◆ GOAL ◆
Set down all of the entries word for word, omitting the images they contain.

^^^^^^^^^^^^^^^^

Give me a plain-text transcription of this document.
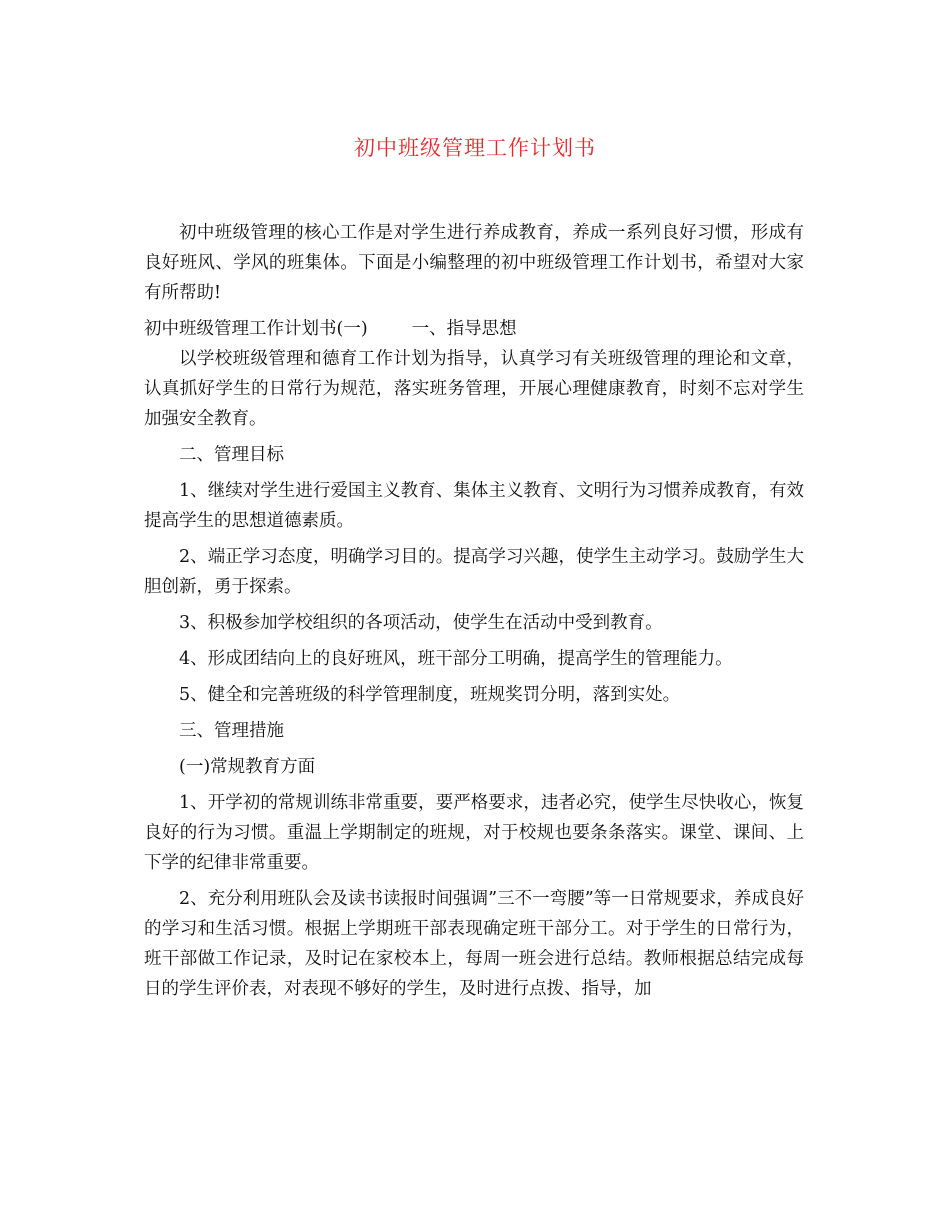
初中班级管理工作计划书

初中班级管理的核心工作是对学生进行养成教育，养成一系列良好习惯，形成有良好班风、学风的班集体。下面是小编整理的初中班级管理工作计划书，希望对大家有所帮助!

初中班级管理工作计划书(一)	一、指导思想

以学校班级管理和德育工作计划为指导，认真学习有关班级管理的理论和文章，认真抓好学生的日常行为规范，落实班务管理，开展心理健康教育，时刻不忘对学生加强安全教育。

二、管理目标

1、继续对学生进行爱国主义教育、集体主义教育、文明行为习惯养成教育，有效提高学生的思想道德素质。

2、端正学习态度，明确学习目的。提高学习兴趣，使学生主动学习。鼓励学生大胆创新，勇于探索。

3、积极参加学校组织的各项活动，使学生在活动中受到教育。

4、形成团结向上的良好班风，班干部分工明确，提高学生的管理能力。

5、健全和完善班级的科学管理制度，班规奖罚分明，落到实处。

三、管理措施

(一)常规教育方面

1、开学初的常规训练非常重要，要严格要求，违者必究，使学生尽快收心，恢复良好的行为习惯。重温上学期制定的班规，对于校规也要条条落实。课堂、课间、上下学的纪律非常重要。

2、充分利用班队会及读书读报时间强调”三不一弯腰”等一日常规要求，养成良好的学习和生活习惯。根据上学期班干部表现确定班干部分工。对于学生的日常行为，班干部做工作记录，及时记在家校本上，每周一班会进行总结。教师根据总结完成每日的学生评价表，对表现不够好的学生，及时进行点拨、指导，加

^^^^^^^^^^^^^^^^

◆ EXERCISE RESULT ◆
Give me a plain-text transcription of this document.
初中班级管理工作计划书

初中班级管理的核心工作是对学生进行养成教育，养成一系列良好习惯，形成有良好班风、学风的班集体。下面是小编整理的初中班级管理工作计划书，希望对大家有所帮助!

初中班级管理工作计划书(一)	一、指导思想

以学校班级管理和德育工作计划为指导，认真学习有关班级管理的理论和文章，认真抓好学生的日常行为规范，落实班务管理，开展心理健康教育，时刻不忘对学生加强安全教育。

二、管理目标

1、继续对学生进行爱国主义教育、集体主义教育、文明行为习惯养成教育，有效提高学生的思想道德素质。

2、端正学习态度，明确学习目的。提高学习兴趣，使学生主动学习。鼓励学生大胆创新，勇于探索。

3、积极参加学校组织的各项活动，使学生在活动中受到教育。

4、形成团结向上的良好班风，班干部分工明确，提高学生的管理能力。

5、健全和完善班级的科学管理制度，班规奖罚分明，落到实处。

三、管理措施

(一)常规教育方面

1、开学初的常规训练非常重要，要严格要求，违者必究，使学生尽快收心，恢复良好的行为习惯。重温上学期制定的班规，对于校规也要条条落实。课堂、课间、上下学的纪律非常重要。

2、充分利用班队会及读书读报时间强调”三不一弯腰”等一日常规要求，养成良好的学习和生活习惯。根据上学期班干部表现确定班干部分工。对于学生的日常行为，班干部做工作记录，及时记在家校本上，每周一班会进行总结。教师根据总结完成每日的学生评价表，对表现不够好的学生，及时进行点拨、指导，加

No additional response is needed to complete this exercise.